[YOUR GOAL]:
Pictures appear in the records below; write out everything else exactly.

--- START MATERIAL SUPPLIED ---

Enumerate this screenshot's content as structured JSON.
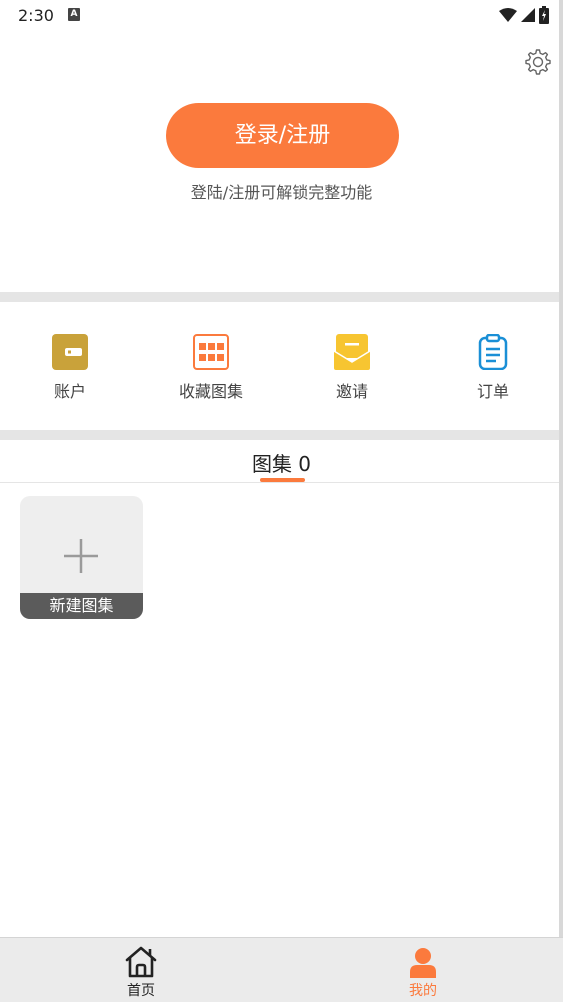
{
  "status_bar": {
    "time": "2:30",
    "notification_letter": "A"
  },
  "header": {
    "login_button_label": "登录/注册",
    "login_hint": "登陆/注册可解锁完整功能"
  },
  "shortcuts": [
    {
      "label": "账户",
      "icon": "wallet-icon",
      "color": "#c9a23a"
    },
    {
      "label": "收藏图集",
      "icon": "grid-collection-icon",
      "color": "#fb7a3d"
    },
    {
      "label": "邀请",
      "icon": "mail-icon",
      "color": "#f7c531"
    },
    {
      "label": "订单",
      "icon": "clipboard-icon",
      "color": "#1a8fd6"
    }
  ],
  "gallery_tab": {
    "label": "图集 0"
  },
  "new_album": {
    "label": "新建图集"
  },
  "bottom_nav": {
    "items": [
      {
        "label": "首页",
        "icon": "home-icon",
        "active": false
      },
      {
        "label": "我的",
        "icon": "profile-icon",
        "active": true
      }
    ],
    "active_color": "#fb7a3d"
  }
}
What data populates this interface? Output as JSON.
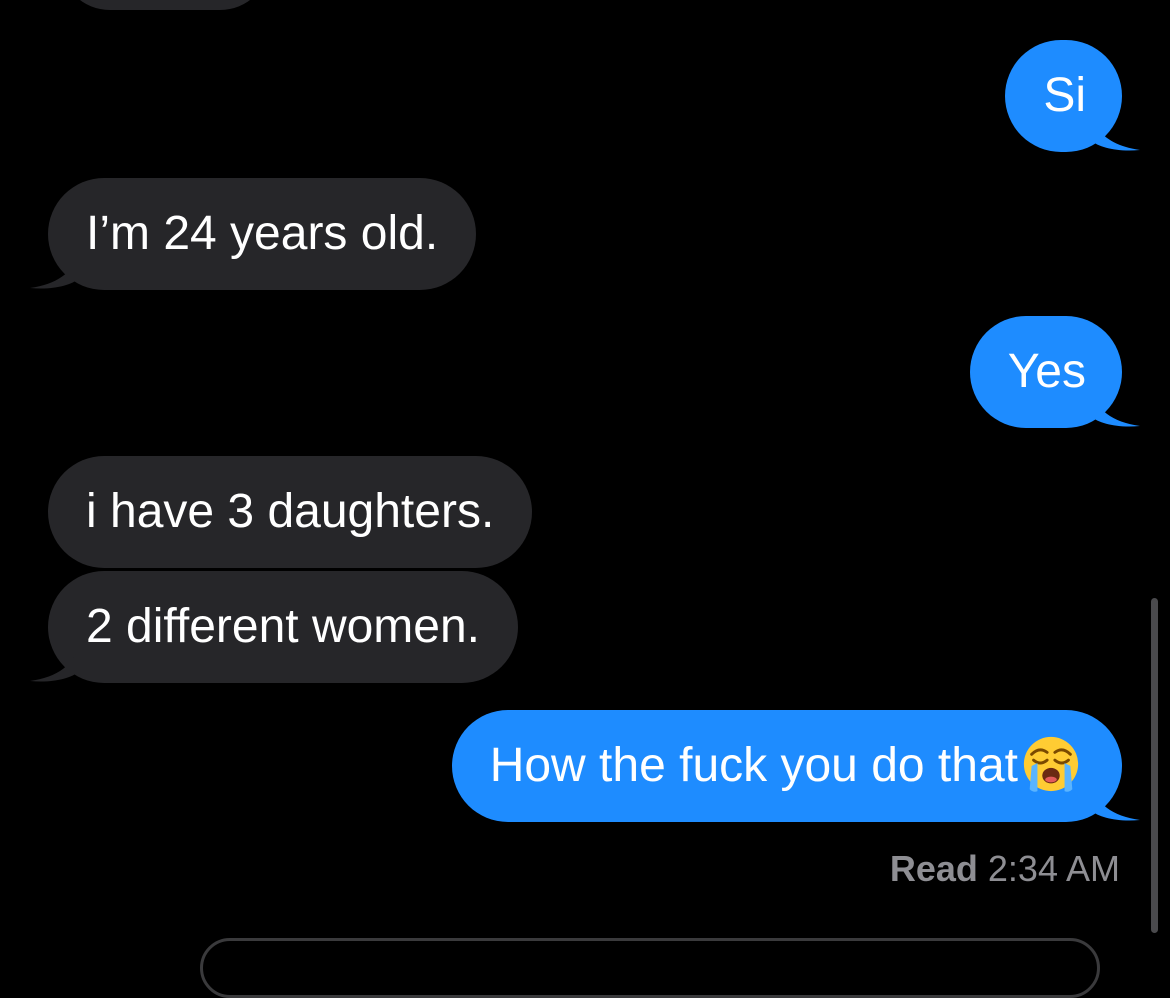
{
  "conversation": {
    "messages": [
      {
        "sender": "me",
        "text": "Si"
      },
      {
        "sender": "them",
        "text": "I’m 24 years old."
      },
      {
        "sender": "me",
        "text": "Yes"
      },
      {
        "sender": "them",
        "text": "i have 3 daughters."
      },
      {
        "sender": "them",
        "text": "2 different women."
      },
      {
        "sender": "me",
        "text": "How the fuck you do that",
        "emoji": "loudly-crying-face"
      }
    ],
    "read_receipt": {
      "label": "Read",
      "time": "2:34 AM"
    }
  },
  "colors": {
    "background": "#000000",
    "sent_bubble": "#1e8cff",
    "received_bubble": "#262629",
    "receipt_text": "#8e8e93"
  }
}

--- END MATERIAL SUPPLIED ---

[TASK RESULT]:
Enumerate this screenshot's content as structured JSON.
{
  "status_bar": {
    "time": "2:30",
    "notification_letter": "A"
  },
  "header": {
    "login_button_label": "登录/注册",
    "login_hint": "登陆/注册可解锁完整功能"
  },
  "shortcuts": [
    {
      "label": "账户",
      "icon": "wallet-icon",
      "color": "#c9a23a"
    },
    {
      "label": "收藏图集",
      "icon": "grid-collection-icon",
      "color": "#fb7a3d"
    },
    {
      "label": "邀请",
      "icon": "mail-icon",
      "color": "#f7c531"
    },
    {
      "label": "订单",
      "icon": "clipboard-icon",
      "color": "#1a8fd6"
    }
  ],
  "gallery_tab": {
    "label": "图集 0"
  },
  "new_album": {
    "label": "新建图集"
  },
  "bottom_nav": {
    "items": [
      {
        "label": "首页",
        "icon": "home-icon",
        "active": false
      },
      {
        "label": "我的",
        "icon": "profile-icon",
        "active": true
      }
    ],
    "active_color": "#fb7a3d"
  }
}
What data populates this interface? Output as JSON.
{
  "conversation": {
    "messages": [
      {
        "sender": "me",
        "text": "Si"
      },
      {
        "sender": "them",
        "text": "I’m 24 years old."
      },
      {
        "sender": "me",
        "text": "Yes"
      },
      {
        "sender": "them",
        "text": "i have 3 daughters."
      },
      {
        "sender": "them",
        "text": "2 different women."
      },
      {
        "sender": "me",
        "text": "How the fuck you do that",
        "emoji": "loudly-crying-face"
      }
    ],
    "read_receipt": {
      "label": "Read",
      "time": "2:34 AM"
    }
  },
  "colors": {
    "background": "#000000",
    "sent_bubble": "#1e8cff",
    "received_bubble": "#262629",
    "receipt_text": "#8e8e93"
  }
}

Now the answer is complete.